BEGIN Document passage

Bringing up Berthold Brecht is a response to another defining industrial “gestic”—expropriation of culture.  In 2007, National Institute of Mental Health director Thomas Insel, head of the IACC or Interagency Autism Coordinating Committee which has filled the panel in with several Skeptic-affiliated members,  gave a speech to the National Autism Association conference in which he made a wordy effort to wet-blanket parental impatience to find the cause of autism.  In Insel's closing remarks, he led off with a power point mildly misquoting the socialist playwright’s A Life of Galileo, probably belying Insel’s attempt to simultaneously pander and con conference attendees on the corporate “watermelon” assumptions that all environmental activists are anarchists and socialists (green on the outside, red on the inside), and then went on to warp Brecht’s overall meaning:

"One of the chief causes of poverty in science is imaginary wealth. The purpose of science is not to open the door to an infinitude of wisdom but set some limit to the infinitude of error." (Brecht, Life of Galileo)

Now, I started my remarks by telling you that we know a very small part of what we need to know.  I would imagine it's under 10%.  Many of you think you know the answers and we want to hear those.  But I want you to understand that we set a very, very high bar in science - that most of what we do in science, as somebody once said, is "1% inspiration and 99% perspiration."  So, it takes three months to make a finding and ten years to try to falsify it before you really believe it.  Some of you don't have ten years to wait.  I understand that.  But, our goal, here, is to make sure we do set a very high bar and that when we tell you something, it's something that we know can be replicated not just for your child, but for many, many other children, because there's a lot at stake.  So, the idea of setting a limit on the infinitude of error is extremely important to us and is a sort of guiding principle to make sure that we are trying to test as many different ideas as possible, but putting a very high bar on what we would accept as a test of any given idea before we feel that it's proven.

The gest of laying a possessive paw on Galileo, Brecht and other dead intelligentsia is as if to say, “We have claimed this intellectual territory in the name of the crown. These figures belong to us, their bodies of work argue for us, so you need look no deeper into these sources.  There is no wisdom for you to grasp here that will help you resist…”

END Document passage
BEGIN Excerpted records

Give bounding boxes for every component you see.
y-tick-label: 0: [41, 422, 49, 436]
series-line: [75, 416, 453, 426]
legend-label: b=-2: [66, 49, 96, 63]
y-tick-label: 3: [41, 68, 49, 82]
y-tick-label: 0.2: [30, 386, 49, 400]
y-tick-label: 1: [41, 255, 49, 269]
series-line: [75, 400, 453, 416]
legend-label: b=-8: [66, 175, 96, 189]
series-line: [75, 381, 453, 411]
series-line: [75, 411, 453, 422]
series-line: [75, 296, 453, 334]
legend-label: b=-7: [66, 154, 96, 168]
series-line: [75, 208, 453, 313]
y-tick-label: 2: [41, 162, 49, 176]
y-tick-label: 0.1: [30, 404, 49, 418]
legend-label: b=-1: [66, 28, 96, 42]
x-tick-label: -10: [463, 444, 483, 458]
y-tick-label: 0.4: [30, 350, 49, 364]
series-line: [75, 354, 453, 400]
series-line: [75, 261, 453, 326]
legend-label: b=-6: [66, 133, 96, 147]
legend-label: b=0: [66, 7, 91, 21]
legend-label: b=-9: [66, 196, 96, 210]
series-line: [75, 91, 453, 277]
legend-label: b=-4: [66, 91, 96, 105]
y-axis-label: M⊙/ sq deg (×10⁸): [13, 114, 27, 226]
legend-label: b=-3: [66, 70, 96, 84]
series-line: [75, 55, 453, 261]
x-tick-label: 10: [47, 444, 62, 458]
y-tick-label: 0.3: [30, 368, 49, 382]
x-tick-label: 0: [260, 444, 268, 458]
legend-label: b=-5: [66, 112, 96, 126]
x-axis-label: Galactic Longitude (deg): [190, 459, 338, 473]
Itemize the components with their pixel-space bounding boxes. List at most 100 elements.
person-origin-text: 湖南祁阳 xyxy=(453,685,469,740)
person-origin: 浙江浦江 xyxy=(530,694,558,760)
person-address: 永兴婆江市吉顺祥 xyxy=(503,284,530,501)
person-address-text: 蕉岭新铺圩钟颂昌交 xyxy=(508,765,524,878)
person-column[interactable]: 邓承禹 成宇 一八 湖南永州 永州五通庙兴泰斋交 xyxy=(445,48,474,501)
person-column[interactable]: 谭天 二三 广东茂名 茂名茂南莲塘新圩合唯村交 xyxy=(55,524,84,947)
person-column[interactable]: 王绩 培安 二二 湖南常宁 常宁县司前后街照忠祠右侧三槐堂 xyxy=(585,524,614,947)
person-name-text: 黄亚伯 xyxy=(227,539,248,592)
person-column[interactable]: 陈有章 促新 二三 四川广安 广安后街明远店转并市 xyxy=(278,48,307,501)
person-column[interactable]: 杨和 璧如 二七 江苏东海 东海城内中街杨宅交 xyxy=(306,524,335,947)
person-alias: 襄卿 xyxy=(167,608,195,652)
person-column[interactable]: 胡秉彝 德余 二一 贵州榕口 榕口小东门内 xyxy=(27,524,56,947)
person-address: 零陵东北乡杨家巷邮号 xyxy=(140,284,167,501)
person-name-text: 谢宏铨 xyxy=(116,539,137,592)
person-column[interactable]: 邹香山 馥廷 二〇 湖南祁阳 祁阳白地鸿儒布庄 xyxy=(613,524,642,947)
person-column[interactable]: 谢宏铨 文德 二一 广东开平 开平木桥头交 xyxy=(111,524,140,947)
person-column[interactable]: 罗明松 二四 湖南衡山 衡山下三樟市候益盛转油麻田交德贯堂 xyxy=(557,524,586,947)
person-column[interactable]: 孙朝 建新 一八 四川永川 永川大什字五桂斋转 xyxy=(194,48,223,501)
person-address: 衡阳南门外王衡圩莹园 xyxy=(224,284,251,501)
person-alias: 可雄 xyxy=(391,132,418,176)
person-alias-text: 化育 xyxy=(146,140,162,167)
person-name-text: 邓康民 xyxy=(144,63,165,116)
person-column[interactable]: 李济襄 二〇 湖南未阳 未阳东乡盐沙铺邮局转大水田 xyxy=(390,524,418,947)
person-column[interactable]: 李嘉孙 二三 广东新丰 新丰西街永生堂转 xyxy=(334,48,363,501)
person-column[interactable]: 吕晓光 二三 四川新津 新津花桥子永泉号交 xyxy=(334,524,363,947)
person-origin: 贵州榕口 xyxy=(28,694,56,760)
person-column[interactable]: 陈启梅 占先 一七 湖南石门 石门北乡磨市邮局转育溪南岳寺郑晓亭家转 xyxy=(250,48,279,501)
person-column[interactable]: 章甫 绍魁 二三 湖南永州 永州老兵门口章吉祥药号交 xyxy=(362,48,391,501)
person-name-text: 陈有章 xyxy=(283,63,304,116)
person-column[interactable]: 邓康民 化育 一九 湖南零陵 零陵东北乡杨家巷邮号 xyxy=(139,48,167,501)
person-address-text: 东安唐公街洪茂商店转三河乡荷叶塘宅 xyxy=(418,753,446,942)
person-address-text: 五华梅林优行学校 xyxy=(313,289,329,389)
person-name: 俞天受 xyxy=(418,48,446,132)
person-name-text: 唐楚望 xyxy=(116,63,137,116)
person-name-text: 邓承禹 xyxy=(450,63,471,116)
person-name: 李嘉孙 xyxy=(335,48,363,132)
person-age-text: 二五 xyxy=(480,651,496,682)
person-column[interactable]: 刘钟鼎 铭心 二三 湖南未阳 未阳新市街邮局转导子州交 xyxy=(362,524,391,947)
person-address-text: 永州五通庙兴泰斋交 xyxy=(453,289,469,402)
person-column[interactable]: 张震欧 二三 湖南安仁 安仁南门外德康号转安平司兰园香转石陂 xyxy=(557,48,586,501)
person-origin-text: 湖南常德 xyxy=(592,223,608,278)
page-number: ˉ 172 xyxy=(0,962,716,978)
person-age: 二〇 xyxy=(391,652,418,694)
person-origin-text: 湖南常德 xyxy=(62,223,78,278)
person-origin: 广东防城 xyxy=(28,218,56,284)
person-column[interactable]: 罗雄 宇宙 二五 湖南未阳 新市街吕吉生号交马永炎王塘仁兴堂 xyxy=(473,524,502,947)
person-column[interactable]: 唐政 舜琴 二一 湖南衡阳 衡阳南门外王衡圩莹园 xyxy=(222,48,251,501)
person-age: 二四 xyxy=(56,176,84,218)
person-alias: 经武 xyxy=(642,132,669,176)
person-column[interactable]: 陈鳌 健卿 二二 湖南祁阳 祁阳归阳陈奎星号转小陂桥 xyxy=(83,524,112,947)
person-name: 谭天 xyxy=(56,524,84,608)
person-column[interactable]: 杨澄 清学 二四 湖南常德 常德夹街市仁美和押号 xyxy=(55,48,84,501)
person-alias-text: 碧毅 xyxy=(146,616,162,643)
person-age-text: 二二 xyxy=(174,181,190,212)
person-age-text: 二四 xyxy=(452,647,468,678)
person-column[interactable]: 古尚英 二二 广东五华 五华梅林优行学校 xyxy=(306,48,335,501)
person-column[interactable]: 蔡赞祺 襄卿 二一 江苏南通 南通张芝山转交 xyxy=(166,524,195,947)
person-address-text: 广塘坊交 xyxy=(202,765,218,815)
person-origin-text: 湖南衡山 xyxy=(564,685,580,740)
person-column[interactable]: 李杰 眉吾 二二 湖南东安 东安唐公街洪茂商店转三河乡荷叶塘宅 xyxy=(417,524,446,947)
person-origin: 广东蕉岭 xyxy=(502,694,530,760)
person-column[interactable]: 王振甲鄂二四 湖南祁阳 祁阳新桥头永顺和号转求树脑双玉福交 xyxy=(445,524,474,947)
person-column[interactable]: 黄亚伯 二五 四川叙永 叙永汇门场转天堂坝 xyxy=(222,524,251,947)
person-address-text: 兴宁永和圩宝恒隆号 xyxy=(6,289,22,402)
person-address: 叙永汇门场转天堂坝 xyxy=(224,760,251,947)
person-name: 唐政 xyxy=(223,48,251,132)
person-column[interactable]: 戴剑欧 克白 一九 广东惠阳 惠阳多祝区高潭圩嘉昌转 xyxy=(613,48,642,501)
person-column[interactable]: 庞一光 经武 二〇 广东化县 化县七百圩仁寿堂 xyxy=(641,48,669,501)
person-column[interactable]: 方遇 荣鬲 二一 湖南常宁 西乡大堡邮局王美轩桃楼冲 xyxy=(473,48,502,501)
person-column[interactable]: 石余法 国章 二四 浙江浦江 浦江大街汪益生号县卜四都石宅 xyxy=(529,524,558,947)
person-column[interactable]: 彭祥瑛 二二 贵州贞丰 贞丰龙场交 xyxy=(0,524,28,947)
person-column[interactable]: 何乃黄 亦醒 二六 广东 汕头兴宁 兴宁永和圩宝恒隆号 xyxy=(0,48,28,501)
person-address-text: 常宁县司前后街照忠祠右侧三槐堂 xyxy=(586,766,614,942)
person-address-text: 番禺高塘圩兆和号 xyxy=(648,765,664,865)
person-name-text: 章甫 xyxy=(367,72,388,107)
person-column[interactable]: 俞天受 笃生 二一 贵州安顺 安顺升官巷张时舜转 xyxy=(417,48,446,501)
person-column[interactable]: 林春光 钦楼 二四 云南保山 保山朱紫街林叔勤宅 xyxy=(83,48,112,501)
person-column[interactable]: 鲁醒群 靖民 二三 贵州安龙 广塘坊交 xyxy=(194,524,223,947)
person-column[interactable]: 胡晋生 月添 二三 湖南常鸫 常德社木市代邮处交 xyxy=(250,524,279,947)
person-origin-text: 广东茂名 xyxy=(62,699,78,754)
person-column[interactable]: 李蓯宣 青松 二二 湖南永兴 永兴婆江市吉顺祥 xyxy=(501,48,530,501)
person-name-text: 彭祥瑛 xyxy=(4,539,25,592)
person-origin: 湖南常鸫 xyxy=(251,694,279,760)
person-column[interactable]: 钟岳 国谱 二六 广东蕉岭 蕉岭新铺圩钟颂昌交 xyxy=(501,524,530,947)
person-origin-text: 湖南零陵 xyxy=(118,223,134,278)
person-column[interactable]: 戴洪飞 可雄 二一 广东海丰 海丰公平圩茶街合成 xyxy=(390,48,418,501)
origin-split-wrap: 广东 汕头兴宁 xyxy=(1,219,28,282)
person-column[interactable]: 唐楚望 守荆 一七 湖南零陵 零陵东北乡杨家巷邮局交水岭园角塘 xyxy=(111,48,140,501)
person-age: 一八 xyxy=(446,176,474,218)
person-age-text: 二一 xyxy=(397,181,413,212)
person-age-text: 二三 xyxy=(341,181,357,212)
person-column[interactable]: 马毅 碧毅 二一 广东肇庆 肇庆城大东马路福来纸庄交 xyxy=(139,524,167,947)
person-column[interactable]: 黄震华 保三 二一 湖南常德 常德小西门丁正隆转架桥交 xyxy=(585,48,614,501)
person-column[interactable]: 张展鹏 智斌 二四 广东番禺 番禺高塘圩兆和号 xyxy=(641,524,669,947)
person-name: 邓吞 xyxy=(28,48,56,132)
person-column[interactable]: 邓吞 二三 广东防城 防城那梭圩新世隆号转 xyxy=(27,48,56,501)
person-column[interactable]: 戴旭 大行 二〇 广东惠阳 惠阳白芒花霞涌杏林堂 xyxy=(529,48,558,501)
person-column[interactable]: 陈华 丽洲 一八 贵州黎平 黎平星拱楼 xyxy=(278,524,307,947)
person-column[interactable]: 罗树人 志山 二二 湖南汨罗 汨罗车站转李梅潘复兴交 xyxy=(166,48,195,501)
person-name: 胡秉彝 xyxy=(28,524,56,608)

END Excerpted records

**Task requirements:**
Answer these questions about the text on Thomas Insel's autism conference speech.
1. In what year did Insel speak to the National Autism Association conference?
2. Which play by Brecht does Insel's slide quote?
3. According to Insel, how long does it take to make a finding, and how long to try to falsify it?

**Task solution:**
1. 2007.
2. Life of Galileo (A Life of Galileo).
3. Three months to make a finding, and ten years to try to falsify it.